Stored records:
########
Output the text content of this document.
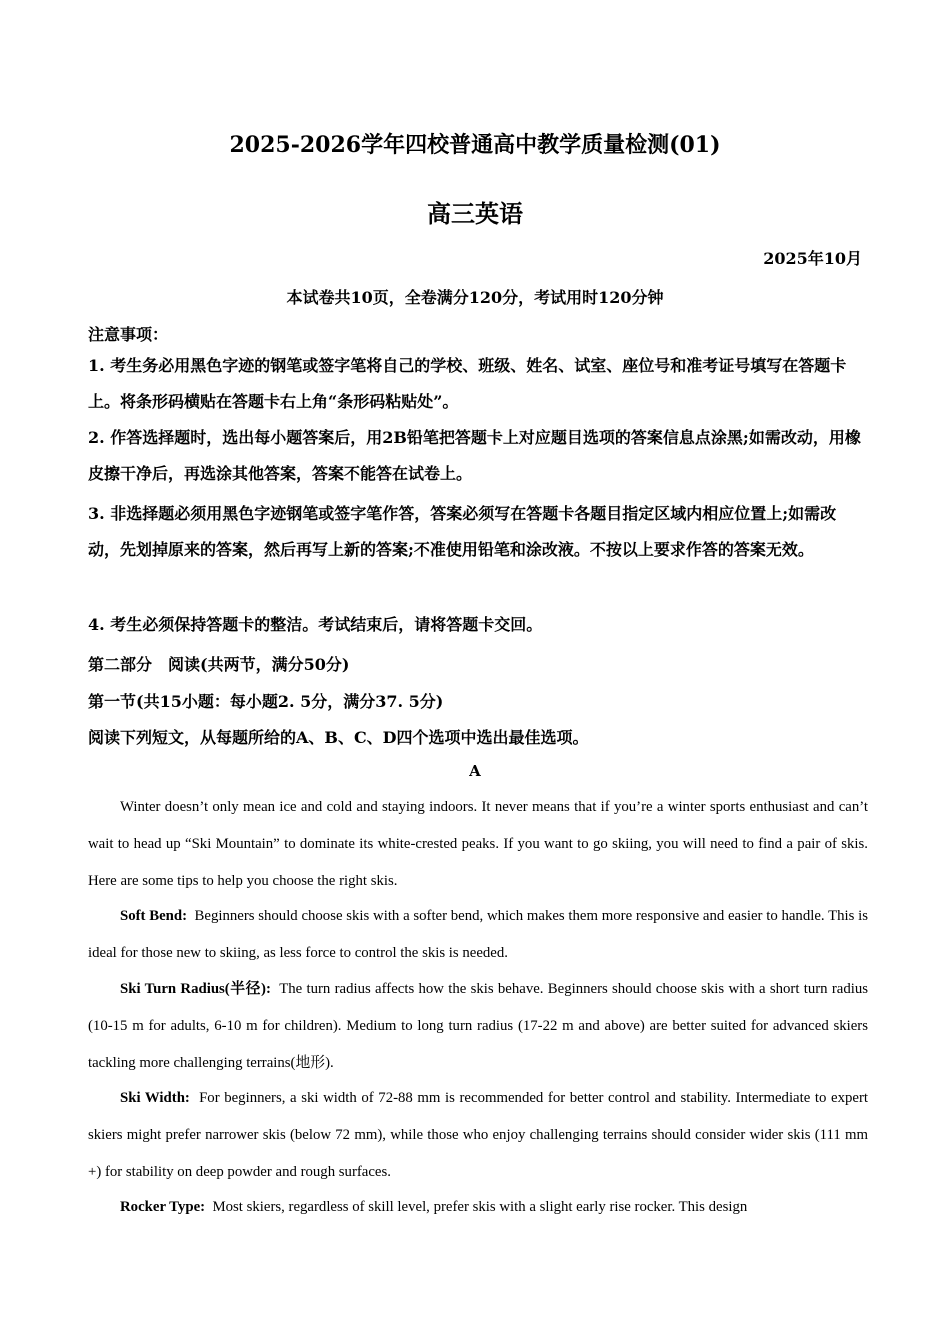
2025-2026学年四校普通高中教学质量检测(01)
高三英语
2025年10月
本试卷共10页，全卷满分120分，考试用时120分钟
注意事项：
1. 考生务必用黑色字迹的钢笔或签字笔将自己的学校、班级、姓名、试室、座位号和准考证号填写在答题卡上。将条形码横贴在答题卡右上角“条形码粘贴处”。
2. 作答选择题时，选出每小题答案后，用2B铅笔把答题卡上对应题目选项的答案信息点涂黑;如需改动，用橡皮擦干净后，再选涂其他答案，答案不能答在试卷上。
3. 非选择题必须用黑色字迹钢笔或签字笔作答，答案必须写在答题卡各题目指定区域内相应位置上;如需改动，先划掉原来的答案，然后再写上新的答案;不准使用铅笔和涂改液。不按以上要求作答的答案无效。
4. 考生必须保持答题卡的整洁。考试结束后，请将答题卡交回。
第二部分　阅读(共两节，满分50分)
第一节(共15小题：每小题2. 5分，满分37. 5分)
阅读下列短文，从每题所给的A、B、C、D四个选项中选出最佳选项。
A
Winter doesn’t only mean ice and cold and staying indoors. It never means that if you’re a winter sports enthusiast and can’t wait to head up “Ski Mountain” to dominate its white-crested peaks. If you want to go skiing, you will need to find a pair of skis. Here are some tips to help you choose the right skis.
Soft Bend: Beginners should choose skis with a softer bend, which makes them more responsive and easier to handle. This is ideal for those new to skiing, as less force to control the skis is needed.
Ski Turn Radius(半径): The turn radius affects how the skis behave. Beginners should choose skis with a short turn radius (10-15 m for adults, 6-10 m for children). Medium to long turn radius (17-22 m and above) are better suited for advanced skiers tackling more challenging terrains(地形).
Ski Width: For beginners, a ski width of 72-88 mm is recommended for better control and stability. Intermediate to expert skiers might prefer narrower skis (below 72 mm), while those who enjoy challenging terrains should consider wider skis (111 mm +) for stability on deep powder and rough surfaces.
Rocker Type: Most skiers, regardless of skill level, prefer skis with a slight early rise rocker. This design
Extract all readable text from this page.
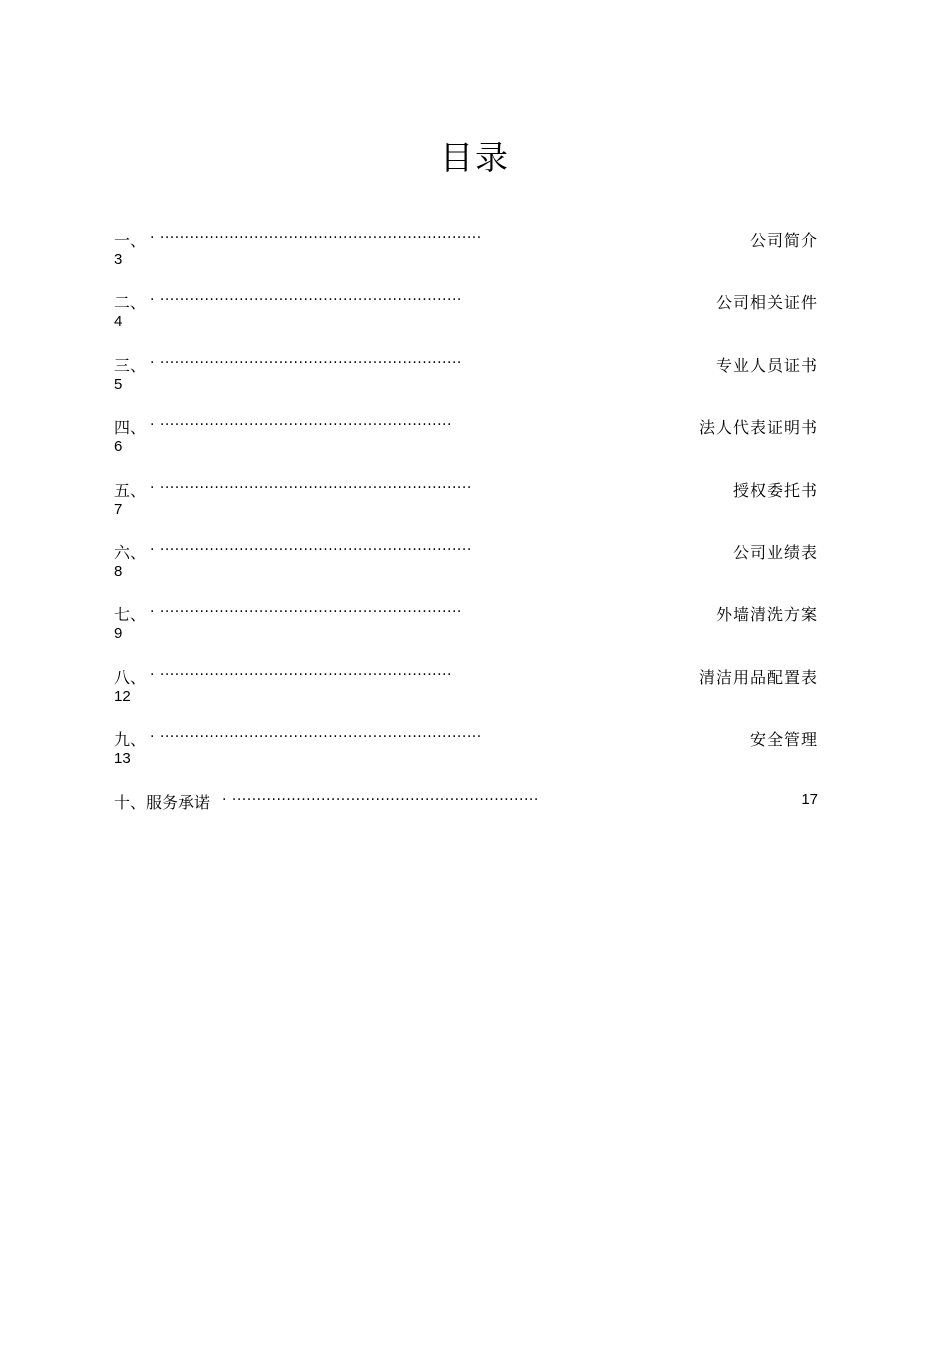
目录
一、 . .................................................................	公司简介
3
二、 . .............................................................	公司相关证件
4
三、 . .............................................................	专业人员证书
5
四、 . ...........................................................	法人代表证明书
6
五、 . ...............................................................	授权委托书
7
六、 . ...............................................................	公司业绩表
8
七、 . .............................................................	外墙清洗方案
9
八、 . ...........................................................	清洁用品配置表
12
九、 . .................................................................	安全管理
13
十、服务承诺 . ..............................................................	17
########
§ **DIRECTIVE**
Beginning at the line that contains "Extract all readable text from this page.", retype each line of the data above through the very last one. Do not retype the pictures.

§ **ANSWER TO THE TASK**
Extract all readable text from this page.
目录
一、 . .................................................................	公司简介
3
二、 . .............................................................	公司相关证件
4
三、 . .............................................................	专业人员证书
5
四、 . ...........................................................	法人代表证明书
6
五、 . ...............................................................	授权委托书
7
六、 . ...............................................................	公司业绩表
8
七、 . .............................................................	外墙清洗方案
9
八、 . ...........................................................	清洁用品配置表
12
九、 . .................................................................	安全管理
13
十、服务承诺 . ..............................................................	17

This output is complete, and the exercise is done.